:: Materials provided ::
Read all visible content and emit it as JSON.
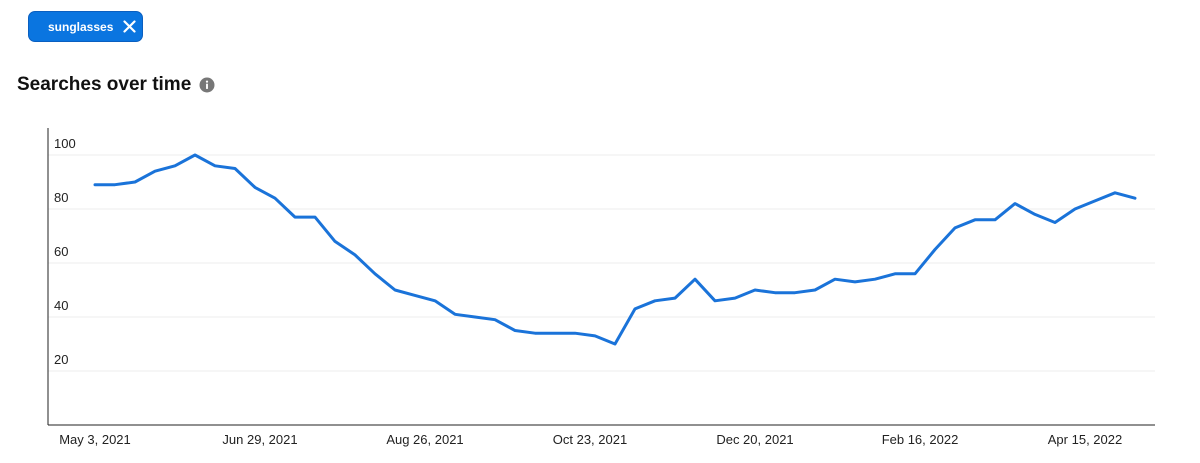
{
  "filter_chip": {
    "label": "sunglasses",
    "color": "#0a75e0"
  },
  "section": {
    "title": "Searches over time",
    "info_icon": "info-icon"
  },
  "chart_data": {
    "type": "line",
    "title": "",
    "xlabel": "",
    "ylabel": "",
    "ylim": [
      0,
      110
    ],
    "y_ticks": [
      20,
      40,
      60,
      80,
      100
    ],
    "x_tick_labels": [
      "May 3, 2021",
      "Jun 29, 2021",
      "Aug 26, 2021",
      "Oct 23, 2021",
      "Dec 20, 2021",
      "Feb 16, 2022",
      "Apr 15, 2022"
    ],
    "grid": "horizontal",
    "line_color": "#1a73d9",
    "series": [
      {
        "values": [
          89,
          89,
          90,
          94,
          96,
          100,
          96,
          95,
          88,
          84,
          77,
          77,
          68,
          63,
          56,
          50,
          48,
          46,
          41,
          40,
          39,
          35,
          34,
          34,
          34,
          33,
          30,
          43,
          46,
          47,
          54,
          46,
          47,
          50,
          49,
          49,
          50,
          54,
          53,
          54,
          56,
          56,
          65,
          73,
          76,
          76,
          82,
          78,
          75,
          80,
          83,
          86,
          84
        ]
      }
    ]
  }
}
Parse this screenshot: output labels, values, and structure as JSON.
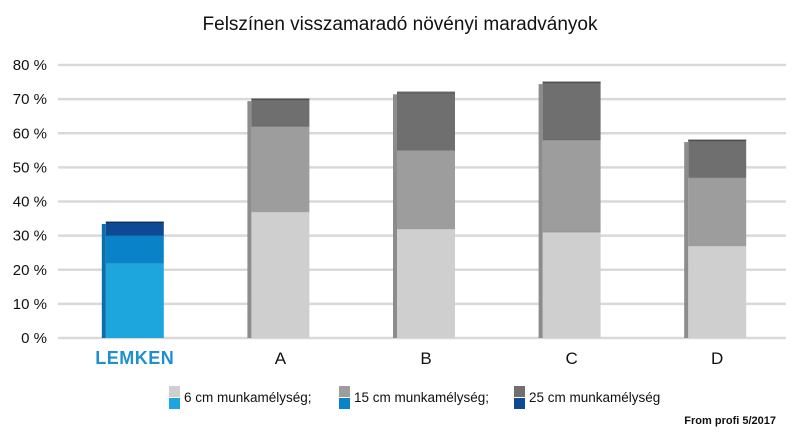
{
  "chart_data": {
    "type": "bar",
    "stacked": true,
    "title": "Felszínen visszamaradó növényi maradványok",
    "categories": [
      "LEMKEN",
      "A",
      "B",
      "C",
      "D"
    ],
    "ylim": [
      0,
      80
    ],
    "yticks": [
      "0 %",
      "10 %",
      "20 %",
      "30 %",
      "40 %",
      "50 %",
      "60 %",
      "70 %",
      "80 %"
    ],
    "ytick_values": [
      0,
      10,
      20,
      30,
      40,
      50,
      60,
      70,
      80
    ],
    "grid": true,
    "legend_position": "bottom",
    "series": [
      {
        "name": "6 cm munkamélység;",
        "values": [
          22,
          37,
          32,
          31,
          27
        ],
        "color": "#cfcfcf",
        "lemken_color": "#1ca6dd"
      },
      {
        "name": "15 cm munkamélység;",
        "values": [
          8,
          25,
          23,
          27,
          20
        ],
        "color": "#9d9d9d",
        "lemken_color": "#0a82c8"
      },
      {
        "name": "25 cm munkamélység",
        "values": [
          4,
          8,
          17,
          17,
          11
        ],
        "color": "#6f6f6f",
        "lemken_color": "#0d4a93"
      }
    ],
    "source": "From profi 5/2017"
  }
}
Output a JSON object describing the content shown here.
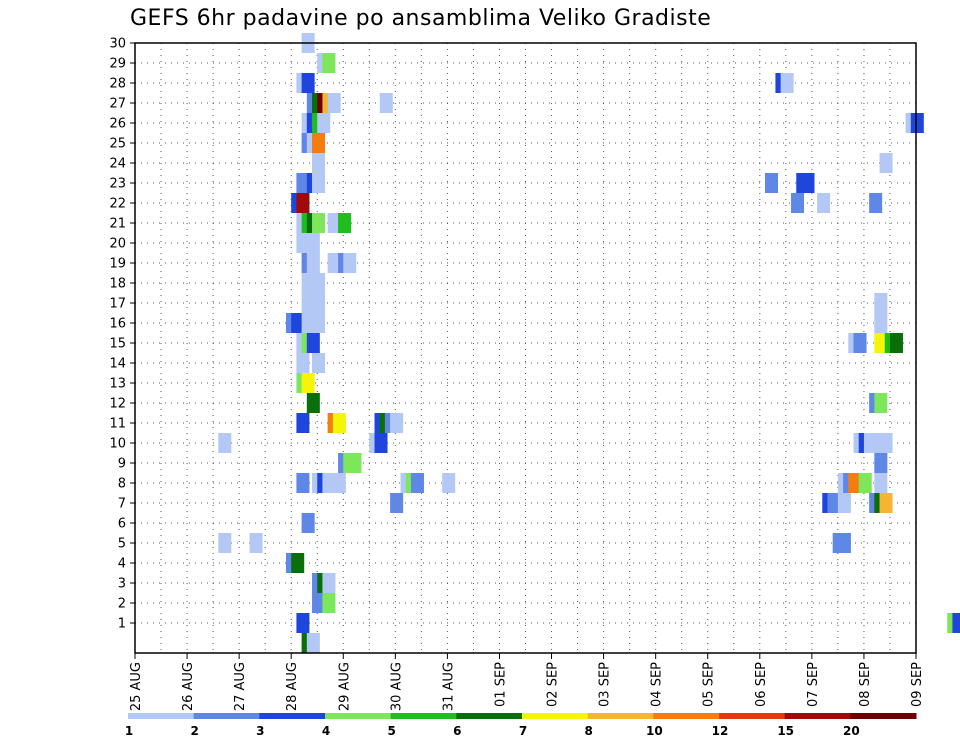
{
  "title": "GEFS 6hr padavine po ansamblima Veliko Gradiste",
  "chart_data": {
    "type": "heatmap",
    "title": "GEFS 6hr padavine po ansamblima Veliko Gradiste",
    "x_tick_labels": [
      "25 AUG",
      "26 AUG",
      "27 AUG",
      "28 AUG",
      "29 AUG",
      "30 AUG",
      "31 AUG",
      "01 SEP",
      "02 SEP",
      "03 SEP",
      "04 SEP",
      "05 SEP",
      "06 SEP",
      "07 SEP",
      "08 SEP",
      "09 SEP"
    ],
    "x_range": [
      "25 AUG 00Z",
      "09 SEP 00Z"
    ],
    "y_tick_labels": [
      "1",
      "2",
      "3",
      "4",
      "5",
      "6",
      "7",
      "8",
      "9",
      "10",
      "11",
      "12",
      "13",
      "14",
      "15",
      "16",
      "17",
      "18",
      "19",
      "20",
      "21",
      "22",
      "23",
      "24",
      "25",
      "26",
      "27",
      "28",
      "29",
      "30"
    ],
    "y_range": [
      0,
      30
    ],
    "step_hours": 6,
    "grid": "dotted",
    "colorbar": {
      "levels": [
        "1",
        "2",
        "3",
        "4",
        "5",
        "6",
        "7",
        "8",
        "10",
        "12",
        "15",
        "20"
      ],
      "colors": [
        "#b4c8f5",
        "#5f87e6",
        "#1e46dc",
        "#7ee65a",
        "#1ebe1e",
        "#0a6e0a",
        "#f5f50a",
        "#f5b432",
        "#f57d0f",
        "#e6370f",
        "#a00a0a",
        "#6e0000"
      ]
    },
    "cells": [
      {
        "member": 0,
        "t": 32,
        "v": 6
      },
      {
        "member": 0,
        "t": 33,
        "v": 1
      },
      {
        "member": 1,
        "t": 31,
        "v": 3
      },
      {
        "member": 1,
        "t": 156,
        "v": 4
      },
      {
        "member": 1,
        "t": 157,
        "v": 3
      },
      {
        "member": 2,
        "t": 34,
        "v": 2
      },
      {
        "member": 2,
        "t": 35,
        "v": 2
      },
      {
        "member": 2,
        "t": 36,
        "v": 4
      },
      {
        "member": 3,
        "t": 34,
        "v": 2
      },
      {
        "member": 3,
        "t": 35,
        "v": 6
      },
      {
        "member": 3,
        "t": 36,
        "v": 1
      },
      {
        "member": 4,
        "t": 29,
        "v": 2
      },
      {
        "member": 4,
        "t": 30,
        "v": 6
      },
      {
        "member": 5,
        "t": 16,
        "v": 1
      },
      {
        "member": 5,
        "t": 22,
        "v": 1
      },
      {
        "member": 5,
        "t": 134,
        "v": 2
      },
      {
        "member": 5,
        "t": 135,
        "v": 2
      },
      {
        "member": 6,
        "t": 32,
        "v": 2
      },
      {
        "member": 7,
        "t": 49,
        "v": 2
      },
      {
        "member": 7,
        "t": 132,
        "v": 3
      },
      {
        "member": 7,
        "t": 133,
        "v": 2
      },
      {
        "member": 7,
        "t": 134,
        "v": 2
      },
      {
        "member": 7,
        "t": 135,
        "v": 1
      },
      {
        "member": 7,
        "t": 141,
        "v": 2
      },
      {
        "member": 7,
        "t": 142,
        "v": 6
      },
      {
        "member": 7,
        "t": 143,
        "v": 8
      },
      {
        "member": 8,
        "t": 31,
        "v": 2
      },
      {
        "member": 8,
        "t": 34,
        "v": 1
      },
      {
        "member": 8,
        "t": 35,
        "v": 3
      },
      {
        "member": 8,
        "t": 36,
        "v": 1
      },
      {
        "member": 8,
        "t": 38,
        "v": 1
      },
      {
        "member": 8,
        "t": 51,
        "v": 1
      },
      {
        "member": 8,
        "t": 52,
        "v": 4
      },
      {
        "member": 8,
        "t": 53,
        "v": 2
      },
      {
        "member": 8,
        "t": 59,
        "v": 1
      },
      {
        "member": 8,
        "t": 135,
        "v": 1
      },
      {
        "member": 8,
        "t": 136,
        "v": 2
      },
      {
        "member": 8,
        "t": 137,
        "v": 10
      },
      {
        "member": 8,
        "t": 138,
        "v": 10
      },
      {
        "member": 8,
        "t": 139,
        "v": 4
      },
      {
        "member": 8,
        "t": 142,
        "v": 1
      },
      {
        "member": 9,
        "t": 39,
        "v": 2
      },
      {
        "member": 9,
        "t": 40,
        "v": 4
      },
      {
        "member": 9,
        "t": 41,
        "v": 4
      },
      {
        "member": 9,
        "t": 142,
        "v": 2
      },
      {
        "member": 10,
        "t": 16,
        "v": 1
      },
      {
        "member": 10,
        "t": 45,
        "v": 1
      },
      {
        "member": 10,
        "t": 46,
        "v": 3
      },
      {
        "member": 10,
        "t": 138,
        "v": 1
      },
      {
        "member": 10,
        "t": 139,
        "v": 3
      },
      {
        "member": 10,
        "t": 140,
        "v": 1
      },
      {
        "member": 10,
        "t": 142,
        "v": 1
      },
      {
        "member": 10,
        "t": 143,
        "v": 1
      },
      {
        "member": 11,
        "t": 31,
        "v": 3
      },
      {
        "member": 11,
        "t": 37,
        "v": 10
      },
      {
        "member": 11,
        "t": 38,
        "v": 7
      },
      {
        "member": 11,
        "t": 46,
        "v": 3
      },
      {
        "member": 11,
        "t": 47,
        "v": 6
      },
      {
        "member": 11,
        "t": 48,
        "v": 2
      },
      {
        "member": 11,
        "t": 49,
        "v": 1
      },
      {
        "member": 12,
        "t": 33,
        "v": 6
      },
      {
        "member": 12,
        "t": 141,
        "v": 2
      },
      {
        "member": 12,
        "t": 142,
        "v": 4
      },
      {
        "member": 13,
        "t": 31,
        "v": 4
      },
      {
        "member": 13,
        "t": 32,
        "v": 7
      },
      {
        "member": 14,
        "t": 31,
        "v": 1
      },
      {
        "member": 14,
        "t": 34,
        "v": 1
      },
      {
        "member": 15,
        "t": 31,
        "v": 1
      },
      {
        "member": 15,
        "t": 32,
        "v": 4
      },
      {
        "member": 15,
        "t": 33,
        "v": 3
      },
      {
        "member": 15,
        "t": 137,
        "v": 1
      },
      {
        "member": 15,
        "t": 138,
        "v": 2
      },
      {
        "member": 15,
        "t": 142,
        "v": 7
      },
      {
        "member": 15,
        "t": 144,
        "v": 5
      },
      {
        "member": 15,
        "t": 145,
        "v": 6
      },
      {
        "member": 16,
        "t": 29,
        "v": 2
      },
      {
        "member": 16,
        "t": 30,
        "v": 3
      },
      {
        "member": 16,
        "t": 32,
        "v": 1
      },
      {
        "member": 16,
        "t": 33,
        "v": 1
      },
      {
        "member": 16,
        "t": 34,
        "v": 1
      },
      {
        "member": 16,
        "t": 142,
        "v": 1
      },
      {
        "member": 17,
        "t": 32,
        "v": 1
      },
      {
        "member": 17,
        "t": 33,
        "v": 1
      },
      {
        "member": 17,
        "t": 34,
        "v": 1
      },
      {
        "member": 17,
        "t": 142,
        "v": 1
      },
      {
        "member": 18,
        "t": 32,
        "v": 1
      },
      {
        "member": 18,
        "t": 33,
        "v": 1
      },
      {
        "member": 18,
        "t": 34,
        "v": 1
      },
      {
        "member": 19,
        "t": 32,
        "v": 2
      },
      {
        "member": 19,
        "t": 33,
        "v": 1
      },
      {
        "member": 19,
        "t": 37,
        "v": 1
      },
      {
        "member": 19,
        "t": 39,
        "v": 2
      },
      {
        "member": 19,
        "t": 40,
        "v": 1
      },
      {
        "member": 20,
        "t": 31,
        "v": 1
      },
      {
        "member": 20,
        "t": 32,
        "v": 1
      },
      {
        "member": 20,
        "t": 33,
        "v": 1
      },
      {
        "member": 21,
        "t": 31,
        "v": 1
      },
      {
        "member": 21,
        "t": 32,
        "v": 5
      },
      {
        "member": 21,
        "t": 33,
        "v": 6
      },
      {
        "member": 21,
        "t": 34,
        "v": 4
      },
      {
        "member": 21,
        "t": 37,
        "v": 1
      },
      {
        "member": 21,
        "t": 39,
        "v": 5
      },
      {
        "member": 22,
        "t": 30,
        "v": 3
      },
      {
        "member": 22,
        "t": 31,
        "v": 15
      },
      {
        "member": 22,
        "t": 126,
        "v": 2
      },
      {
        "member": 22,
        "t": 131,
        "v": 1
      },
      {
        "member": 22,
        "t": 141,
        "v": 2
      },
      {
        "member": 23,
        "t": 31,
        "v": 2
      },
      {
        "member": 23,
        "t": 32,
        "v": 2
      },
      {
        "member": 23,
        "t": 33,
        "v": 3
      },
      {
        "member": 23,
        "t": 34,
        "v": 1
      },
      {
        "member": 23,
        "t": 121,
        "v": 2
      },
      {
        "member": 23,
        "t": 127,
        "v": 3
      },
      {
        "member": 23,
        "t": 128,
        "v": 3
      },
      {
        "member": 24,
        "t": 34,
        "v": 1
      },
      {
        "member": 24,
        "t": 143,
        "v": 1
      },
      {
        "member": 25,
        "t": 32,
        "v": 2
      },
      {
        "member": 25,
        "t": 33,
        "v": 1
      },
      {
        "member": 25,
        "t": 34,
        "v": 10
      },
      {
        "member": 26,
        "t": 32,
        "v": 1
      },
      {
        "member": 26,
        "t": 33,
        "v": 3
      },
      {
        "member": 26,
        "t": 34,
        "v": 5
      },
      {
        "member": 26,
        "t": 35,
        "v": 1
      },
      {
        "member": 26,
        "t": 148,
        "v": 1
      },
      {
        "member": 26,
        "t": 149,
        "v": 3
      },
      {
        "member": 27,
        "t": 33,
        "v": 2
      },
      {
        "member": 27,
        "t": 34,
        "v": 6
      },
      {
        "member": 27,
        "t": 35,
        "v": 20
      },
      {
        "member": 27,
        "t": 36,
        "v": 8
      },
      {
        "member": 27,
        "t": 37,
        "v": 1
      },
      {
        "member": 27,
        "t": 47,
        "v": 1
      },
      {
        "member": 28,
        "t": 31,
        "v": 1
      },
      {
        "member": 28,
        "t": 32,
        "v": 3
      },
      {
        "member": 28,
        "t": 123,
        "v": 3
      },
      {
        "member": 28,
        "t": 124,
        "v": 1
      },
      {
        "member": 29,
        "t": 35,
        "v": 1
      },
      {
        "member": 29,
        "t": 36,
        "v": 4
      },
      {
        "member": 30,
        "t": 32,
        "v": 1
      }
    ]
  }
}
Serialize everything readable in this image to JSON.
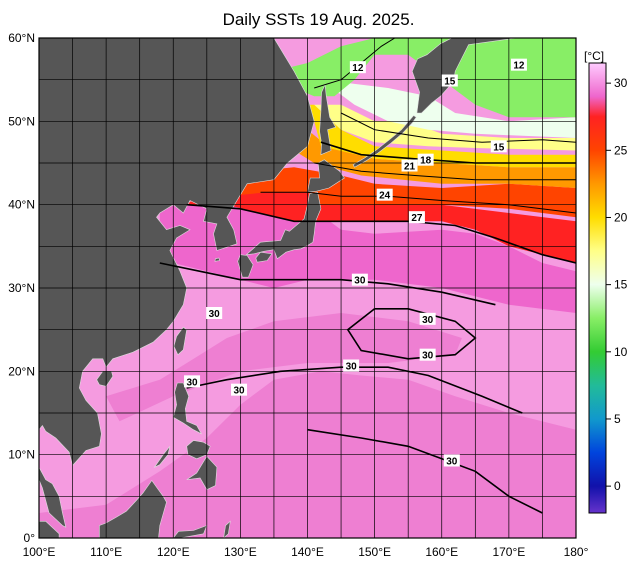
{
  "title": "Daily SSTs 19 Aug. 2025.",
  "colors": {
    "land": "#565656",
    "grid": "#000000",
    "frame": "#000000",
    "ocean_warm": "#f59be0",
    "ocean_hot": "#ee7fd2"
  },
  "axes": {
    "lat_labels": [
      "0°",
      "10°N",
      "20°N",
      "30°N",
      "40°N",
      "50°N",
      "60°N"
    ],
    "lon_labels": [
      "100°E",
      "110°E",
      "120°E",
      "130°E",
      "140°E",
      "150°E",
      "160°E",
      "170°E",
      "180°"
    ],
    "lat_range": [
      0,
      60
    ],
    "lon_range": [
      100,
      180
    ]
  },
  "colorbar": {
    "unit": "[°C]",
    "ticks": [
      "30",
      "25",
      "20",
      "15",
      "10",
      "5",
      "0"
    ],
    "stops": [
      {
        "t": 31.5,
        "c": "#ffccff"
      },
      {
        "t": 29,
        "c": "#ee66cc"
      },
      {
        "t": 27.5,
        "c": "#ff2222"
      },
      {
        "t": 25,
        "c": "#ff4400"
      },
      {
        "t": 22.5,
        "c": "#ff9900"
      },
      {
        "t": 20,
        "c": "#ffdd00"
      },
      {
        "t": 17.5,
        "c": "#ffff88"
      },
      {
        "t": 15,
        "c": "#eeffee"
      },
      {
        "t": 12.5,
        "c": "#88ee66"
      },
      {
        "t": 10,
        "c": "#33cc33"
      },
      {
        "t": 7.5,
        "c": "#22bb99"
      },
      {
        "t": 5,
        "c": "#1199cc"
      },
      {
        "t": 2.5,
        "c": "#0044dd"
      },
      {
        "t": 0,
        "c": "#1111aa"
      },
      {
        "t": -2,
        "c": "#6633cc"
      }
    ]
  },
  "contour_labels": [
    {
      "text": "12",
      "lon": 147.5,
      "lat": 56.5
    },
    {
      "text": "12",
      "lon": 171.5,
      "lat": 56.8
    },
    {
      "text": "15",
      "lon": 161.2,
      "lat": 54.9
    },
    {
      "text": "15",
      "lon": 168.5,
      "lat": 47.0
    },
    {
      "text": "18",
      "lon": 157.6,
      "lat": 45.4
    },
    {
      "text": "21",
      "lon": 155.2,
      "lat": 44.7
    },
    {
      "text": "24",
      "lon": 151.5,
      "lat": 41.2
    },
    {
      "text": "27",
      "lon": 156.3,
      "lat": 38.5
    },
    {
      "text": "30",
      "lon": 147.8,
      "lat": 31.0
    },
    {
      "text": "30",
      "lon": 126.1,
      "lat": 27.0
    },
    {
      "text": "30",
      "lon": 157.9,
      "lat": 26.3
    },
    {
      "text": "30",
      "lon": 157.9,
      "lat": 22.0
    },
    {
      "text": "30",
      "lon": 146.5,
      "lat": 20.7
    },
    {
      "text": "30",
      "lon": 122.8,
      "lat": 18.8
    },
    {
      "text": "30",
      "lon": 129.8,
      "lat": 17.8
    },
    {
      "text": "30",
      "lon": 161.5,
      "lat": 9.3
    }
  ]
}
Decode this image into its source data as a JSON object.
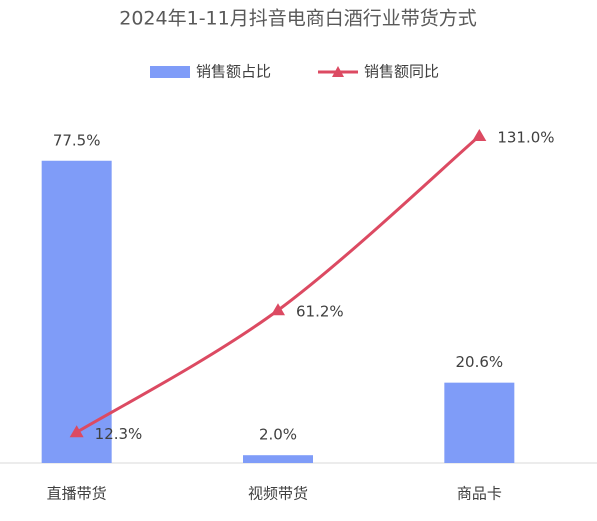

:: Exercise directions ::
Reply with one number only: the count of lines in the entries that contain "content".

:: Output for this task ::
2